Begin ITEMS

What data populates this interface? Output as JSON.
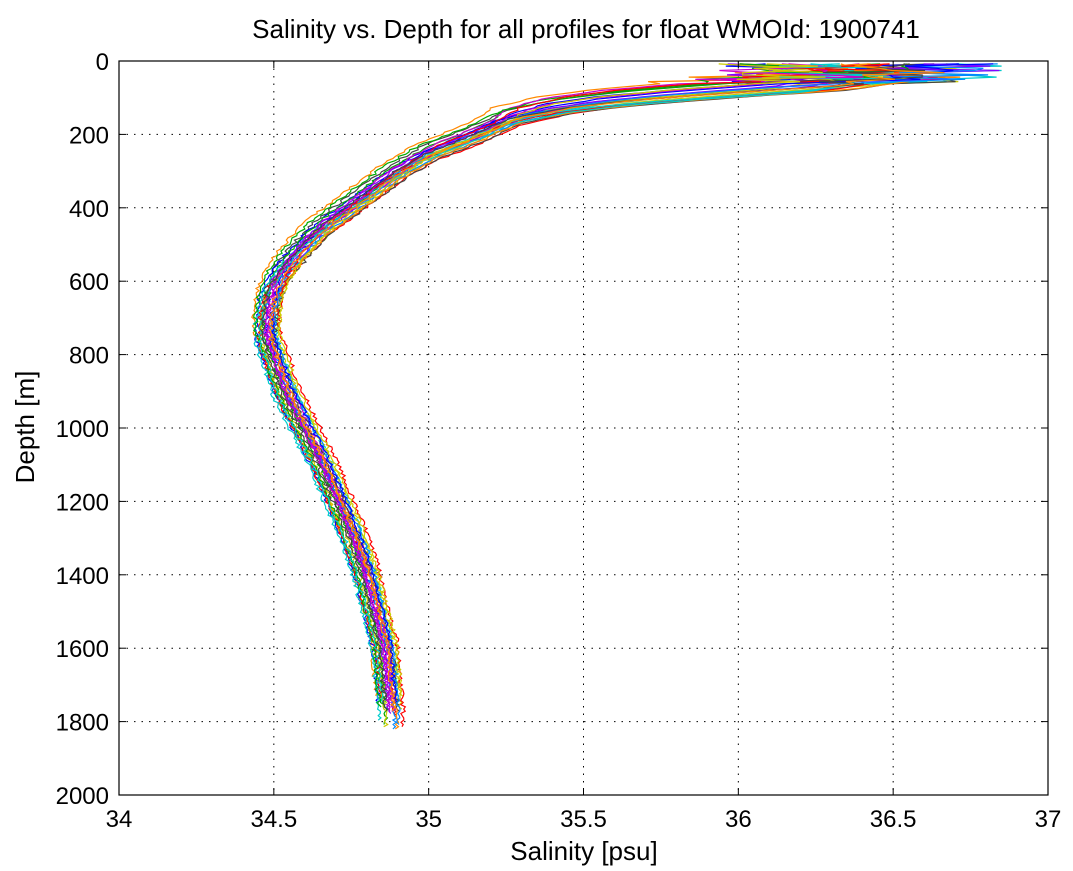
{
  "chart_data": {
    "type": "line",
    "title": "Salinity vs. Depth for all profiles for float WMOId: 1900741",
    "xlabel": "Salinity [psu]",
    "ylabel": "Depth [m]",
    "xlim": [
      34,
      37
    ],
    "ylim": [
      0,
      2000
    ],
    "y_reversed": true,
    "grid": true,
    "x_ticks": [
      "34",
      "34.5",
      "35",
      "35.5",
      "36",
      "36.5",
      "37"
    ],
    "y_ticks": [
      "0",
      "200",
      "400",
      "600",
      "800",
      "1000",
      "1200",
      "1400",
      "1600",
      "1800",
      "2000"
    ],
    "profile_count": 28,
    "mean_profile": {
      "depth": [
        5,
        20,
        40,
        60,
        80,
        100,
        120,
        150,
        200,
        250,
        300,
        350,
        400,
        450,
        500,
        550,
        600,
        650,
        700,
        750,
        800,
        850,
        900,
        1000,
        1100,
        1200,
        1300,
        1400,
        1500,
        1600,
        1700,
        1780
      ],
      "salinity": [
        36.35,
        36.4,
        36.45,
        36.3,
        35.95,
        35.65,
        35.45,
        35.28,
        35.15,
        35.0,
        34.9,
        34.82,
        34.74,
        34.66,
        34.6,
        34.55,
        34.51,
        34.49,
        34.48,
        34.48,
        34.5,
        34.52,
        34.54,
        34.6,
        34.66,
        34.71,
        34.76,
        34.8,
        34.83,
        34.86,
        34.87,
        34.88
      ]
    },
    "colors": [
      "#0000ff",
      "#00aa00",
      "#ff0000",
      "#00cccc",
      "#cc00cc",
      "#cccc00",
      "#444444",
      "#ff8800",
      "#8800ff",
      "#0088ff"
    ]
  }
}
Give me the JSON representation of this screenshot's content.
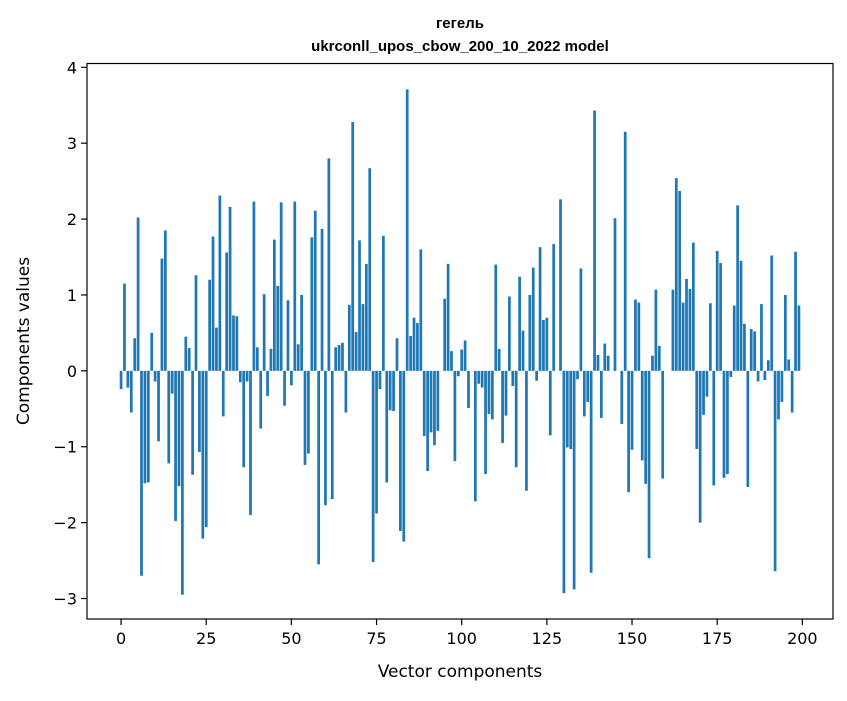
{
  "chart_data": {
    "type": "bar",
    "title_line1": "гегель",
    "title_line2": "ukrconll_upos_cbow_200_10_2022 model",
    "xlabel": "Vector components",
    "ylabel": "Components values",
    "xlim": [
      -10,
      209
    ],
    "ylim": [
      -3.27,
      4.05
    ],
    "x_ticks": [
      0,
      25,
      50,
      75,
      100,
      125,
      150,
      175,
      200
    ],
    "y_ticks": [
      -3,
      -2,
      -1,
      0,
      1,
      2,
      3,
      4
    ],
    "x_tick_labels": [
      "0",
      "25",
      "50",
      "75",
      "100",
      "125",
      "150",
      "175",
      "200"
    ],
    "y_tick_labels": [
      "−3",
      "−2",
      "−1",
      "0",
      "1",
      "2",
      "3",
      "4"
    ],
    "bar_color": "#1f77b4",
    "grid": false,
    "values": [
      -0.24,
      1.15,
      -0.22,
      -0.55,
      0.43,
      2.02,
      -2.7,
      -1.48,
      -1.47,
      0.5,
      -0.14,
      -0.93,
      1.48,
      1.85,
      -1.22,
      -0.3,
      -1.98,
      -1.52,
      -2.95,
      0.45,
      0.3,
      -1.37,
      1.26,
      -1.07,
      -2.21,
      -2.06,
      1.2,
      1.77,
      0.57,
      2.31,
      -0.6,
      1.56,
      2.16,
      0.73,
      0.72,
      -0.15,
      -1.27,
      -0.14,
      -1.9,
      2.23,
      0.31,
      -0.76,
      1.01,
      -0.33,
      0.29,
      1.73,
      1.12,
      2.22,
      -0.46,
      0.93,
      -0.19,
      2.23,
      0.35,
      1.0,
      -1.24,
      -1.09,
      1.76,
      2.11,
      -2.55,
      1.87,
      -1.77,
      2.8,
      -1.69,
      0.31,
      0.34,
      0.37,
      -0.55,
      0.87,
      3.28,
      0.51,
      1.72,
      0.88,
      1.41,
      2.67,
      -2.52,
      -1.88,
      -0.24,
      1.78,
      -1.47,
      -0.52,
      -0.53,
      0.43,
      -2.11,
      -2.25,
      3.71,
      0.46,
      0.7,
      0.63,
      1.6,
      -0.86,
      -1.32,
      -0.81,
      -0.98,
      -0.79,
      0.0,
      0.95,
      1.41,
      0.26,
      -1.19,
      -0.07,
      0.28,
      0.4,
      -0.49,
      0.0,
      -1.72,
      -0.17,
      -0.22,
      -1.36,
      -0.57,
      -0.64,
      1.4,
      0.29,
      -0.95,
      -0.59,
      0.98,
      -0.2,
      -1.27,
      1.24,
      0.53,
      -1.58,
      1.0,
      1.36,
      -0.13,
      1.63,
      0.67,
      0.7,
      -0.85,
      1.67,
      0.0,
      2.26,
      -2.93,
      -1.01,
      -1.03,
      -2.88,
      -0.11,
      1.35,
      -0.6,
      -0.41,
      -2.66,
      3.43,
      0.21,
      -0.62,
      0.36,
      0.2,
      0.0,
      2.01,
      0.0,
      -0.7,
      3.15,
      -1.6,
      -1.04,
      0.94,
      0.9,
      -1.18,
      -1.49,
      -2.47,
      0.2,
      1.07,
      0.33,
      -1.42,
      0.0,
      0.0,
      1.07,
      2.54,
      2.37,
      0.9,
      1.21,
      1.08,
      1.69,
      -1.03,
      -2.0,
      -0.58,
      -0.34,
      0.89,
      -1.51,
      1.58,
      1.42,
      -1.41,
      -1.36,
      -0.08,
      0.86,
      2.18,
      1.45,
      0.62,
      -1.53,
      0.55,
      0.52,
      -0.14,
      0.88,
      -0.12,
      0.14,
      1.52,
      -2.64,
      -0.64,
      -0.41,
      1.0,
      0.15,
      -0.55,
      1.57,
      0.86
    ]
  }
}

End ITEMS

• [THE EXERCISE]: Write out every line of the preceding listing that contains "xlabel".

• [FINAL RESULT]:
    "xlabel": "Salinity [psu]",
    "xlabel": "Vector components",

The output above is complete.